## SUPPLIED MATERIAL
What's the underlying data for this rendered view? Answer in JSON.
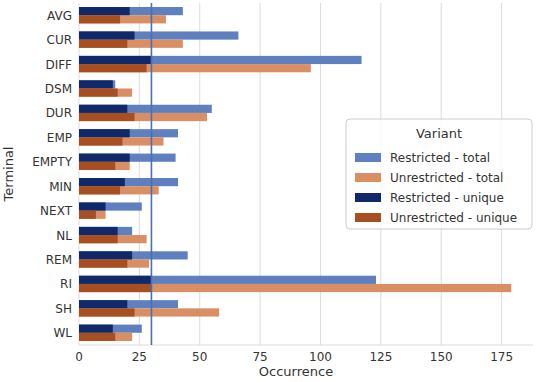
{
  "chart_data": {
    "type": "bar",
    "orientation": "horizontal",
    "x_label": "Occurrence",
    "y_label": "Terminal",
    "legend_title": "Variant",
    "legend": "right",
    "grid": true,
    "categories": [
      "AVG",
      "CUR",
      "DIFF",
      "DSM",
      "DUR",
      "EMP",
      "EMPTY",
      "MIN",
      "NEXT",
      "NL",
      "REM",
      "RI",
      "SH",
      "WL"
    ],
    "series": [
      {
        "name": "Restricted - total",
        "color": "#5f80bf",
        "values": [
          43,
          66,
          117,
          15,
          55,
          41,
          40,
          41,
          26,
          22,
          45,
          123,
          41,
          26
        ]
      },
      {
        "name": "Unrestricted - total",
        "color": "#d98e63",
        "values": [
          36,
          43,
          96,
          22,
          53,
          35,
          21,
          33,
          11,
          28,
          29,
          179,
          58,
          22
        ]
      },
      {
        "name": "Restricted - unique",
        "color": "#10296b",
        "values": [
          21,
          23,
          30,
          14,
          20,
          21,
          21,
          19,
          11,
          16,
          22,
          30,
          20,
          14
        ]
      },
      {
        "name": "Unrestricted - unique",
        "color": "#a84f22",
        "values": [
          17,
          20,
          28,
          16,
          23,
          18,
          15,
          17,
          7,
          16,
          20,
          30,
          23,
          15
        ]
      }
    ],
    "vline": 30,
    "xlim": [
      0,
      188
    ],
    "xticks": [
      0,
      25,
      50,
      75,
      100,
      125,
      150,
      175
    ]
  }
}
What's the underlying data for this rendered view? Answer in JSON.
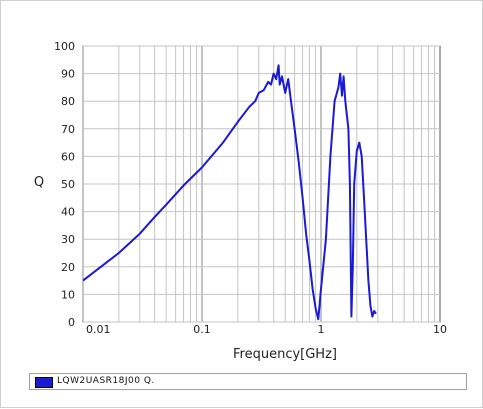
{
  "chart_data": {
    "type": "line",
    "title": "",
    "xlabel": "Frequency[GHz]",
    "ylabel": "Q",
    "x_scale": "log",
    "xlim": [
      0.01,
      10
    ],
    "ylim": [
      0,
      100
    ],
    "x_ticks": [
      "0.01",
      "0.1",
      "1",
      "10"
    ],
    "y_ticks": [
      "0",
      "10",
      "20",
      "30",
      "40",
      "50",
      "60",
      "70",
      "80",
      "90",
      "100"
    ],
    "grid": true,
    "legend_position": "bottom",
    "series": [
      {
        "name": "LQW2UASR18J00 Q.",
        "color": "#1a1ad6",
        "points": [
          [
            0.01,
            15
          ],
          [
            0.02,
            25
          ],
          [
            0.03,
            32
          ],
          [
            0.04,
            38
          ],
          [
            0.05,
            42.5
          ],
          [
            0.07,
            49.5
          ],
          [
            0.1,
            56
          ],
          [
            0.15,
            65
          ],
          [
            0.2,
            72.5
          ],
          [
            0.25,
            78
          ],
          [
            0.28,
            80
          ],
          [
            0.3,
            83
          ],
          [
            0.33,
            84
          ],
          [
            0.36,
            87
          ],
          [
            0.38,
            86
          ],
          [
            0.4,
            90
          ],
          [
            0.42,
            88
          ],
          [
            0.44,
            93
          ],
          [
            0.45,
            86
          ],
          [
            0.47,
            89
          ],
          [
            0.5,
            83
          ],
          [
            0.53,
            88
          ],
          [
            0.56,
            80
          ],
          [
            0.6,
            70
          ],
          [
            0.65,
            58
          ],
          [
            0.7,
            45
          ],
          [
            0.75,
            32
          ],
          [
            0.8,
            22
          ],
          [
            0.85,
            12
          ],
          [
            0.9,
            5
          ],
          [
            0.95,
            1
          ],
          [
            1.0,
            12
          ],
          [
            1.1,
            30
          ],
          [
            1.2,
            60
          ],
          [
            1.3,
            80
          ],
          [
            1.4,
            85
          ],
          [
            1.45,
            90
          ],
          [
            1.5,
            82
          ],
          [
            1.55,
            89
          ],
          [
            1.6,
            80
          ],
          [
            1.7,
            70
          ],
          [
            1.75,
            50
          ],
          [
            1.8,
            2
          ],
          [
            1.85,
            20
          ],
          [
            1.9,
            50
          ],
          [
            2.0,
            62
          ],
          [
            2.1,
            65
          ],
          [
            2.2,
            60
          ],
          [
            2.3,
            45
          ],
          [
            2.4,
            30
          ],
          [
            2.5,
            15
          ],
          [
            2.6,
            6
          ],
          [
            2.7,
            2
          ],
          [
            2.8,
            4
          ],
          [
            2.9,
            3
          ]
        ]
      }
    ]
  }
}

## WRITTEN REQUEST
Reproduce the records verbatim, omitting all images they contain.

## RESULT OF THIS EXERCISE
What's the underlying data for this rendered view? Answer in JSON.
{
  "chart_data": {
    "type": "bar",
    "orientation": "horizontal",
    "x_label": "Occurrence",
    "y_label": "Terminal",
    "legend_title": "Variant",
    "legend": "right",
    "grid": true,
    "categories": [
      "AVG",
      "CUR",
      "DIFF",
      "DSM",
      "DUR",
      "EMP",
      "EMPTY",
      "MIN",
      "NEXT",
      "NL",
      "REM",
      "RI",
      "SH",
      "WL"
    ],
    "series": [
      {
        "name": "Restricted - total",
        "color": "#5f80bf",
        "values": [
          43,
          66,
          117,
          15,
          55,
          41,
          40,
          41,
          26,
          22,
          45,
          123,
          41,
          26
        ]
      },
      {
        "name": "Unrestricted - total",
        "color": "#d98e63",
        "values": [
          36,
          43,
          96,
          22,
          53,
          35,
          21,
          33,
          11,
          28,
          29,
          179,
          58,
          22
        ]
      },
      {
        "name": "Restricted - unique",
        "color": "#10296b",
        "values": [
          21,
          23,
          30,
          14,
          20,
          21,
          21,
          19,
          11,
          16,
          22,
          30,
          20,
          14
        ]
      },
      {
        "name": "Unrestricted - unique",
        "color": "#a84f22",
        "values": [
          17,
          20,
          28,
          16,
          23,
          18,
          15,
          17,
          7,
          16,
          20,
          30,
          23,
          15
        ]
      }
    ],
    "vline": 30,
    "xlim": [
      0,
      188
    ],
    "xticks": [
      0,
      25,
      50,
      75,
      100,
      125,
      150,
      175
    ]
  }
}
What's the underlying data for this rendered view? Answer in JSON.
{
  "chart_data": {
    "type": "line",
    "title": "",
    "xlabel": "Frequency[GHz]",
    "ylabel": "Q",
    "x_scale": "log",
    "xlim": [
      0.01,
      10
    ],
    "ylim": [
      0,
      100
    ],
    "x_ticks": [
      "0.01",
      "0.1",
      "1",
      "10"
    ],
    "y_ticks": [
      "0",
      "10",
      "20",
      "30",
      "40",
      "50",
      "60",
      "70",
      "80",
      "90",
      "100"
    ],
    "grid": true,
    "legend_position": "bottom",
    "series": [
      {
        "name": "LQW2UASR18J00 Q.",
        "color": "#1a1ad6",
        "points": [
          [
            0.01,
            15
          ],
          [
            0.02,
            25
          ],
          [
            0.03,
            32
          ],
          [
            0.04,
            38
          ],
          [
            0.05,
            42.5
          ],
          [
            0.07,
            49.5
          ],
          [
            0.1,
            56
          ],
          [
            0.15,
            65
          ],
          [
            0.2,
            72.5
          ],
          [
            0.25,
            78
          ],
          [
            0.28,
            80
          ],
          [
            0.3,
            83
          ],
          [
            0.33,
            84
          ],
          [
            0.36,
            87
          ],
          [
            0.38,
            86
          ],
          [
            0.4,
            90
          ],
          [
            0.42,
            88
          ],
          [
            0.44,
            93
          ],
          [
            0.45,
            86
          ],
          [
            0.47,
            89
          ],
          [
            0.5,
            83
          ],
          [
            0.53,
            88
          ],
          [
            0.56,
            80
          ],
          [
            0.6,
            70
          ],
          [
            0.65,
            58
          ],
          [
            0.7,
            45
          ],
          [
            0.75,
            32
          ],
          [
            0.8,
            22
          ],
          [
            0.85,
            12
          ],
          [
            0.9,
            5
          ],
          [
            0.95,
            1
          ],
          [
            1.0,
            12
          ],
          [
            1.1,
            30
          ],
          [
            1.2,
            60
          ],
          [
            1.3,
            80
          ],
          [
            1.4,
            85
          ],
          [
            1.45,
            90
          ],
          [
            1.5,
            82
          ],
          [
            1.55,
            89
          ],
          [
            1.6,
            80
          ],
          [
            1.7,
            70
          ],
          [
            1.75,
            50
          ],
          [
            1.8,
            2
          ],
          [
            1.85,
            20
          ],
          [
            1.9,
            50
          ],
          [
            2.0,
            62
          ],
          [
            2.1,
            65
          ],
          [
            2.2,
            60
          ],
          [
            2.3,
            45
          ],
          [
            2.4,
            30
          ],
          [
            2.5,
            15
          ],
          [
            2.6,
            6
          ],
          [
            2.7,
            2
          ],
          [
            2.8,
            4
          ],
          [
            2.9,
            3
          ]
        ]
      }
    ]
  }
}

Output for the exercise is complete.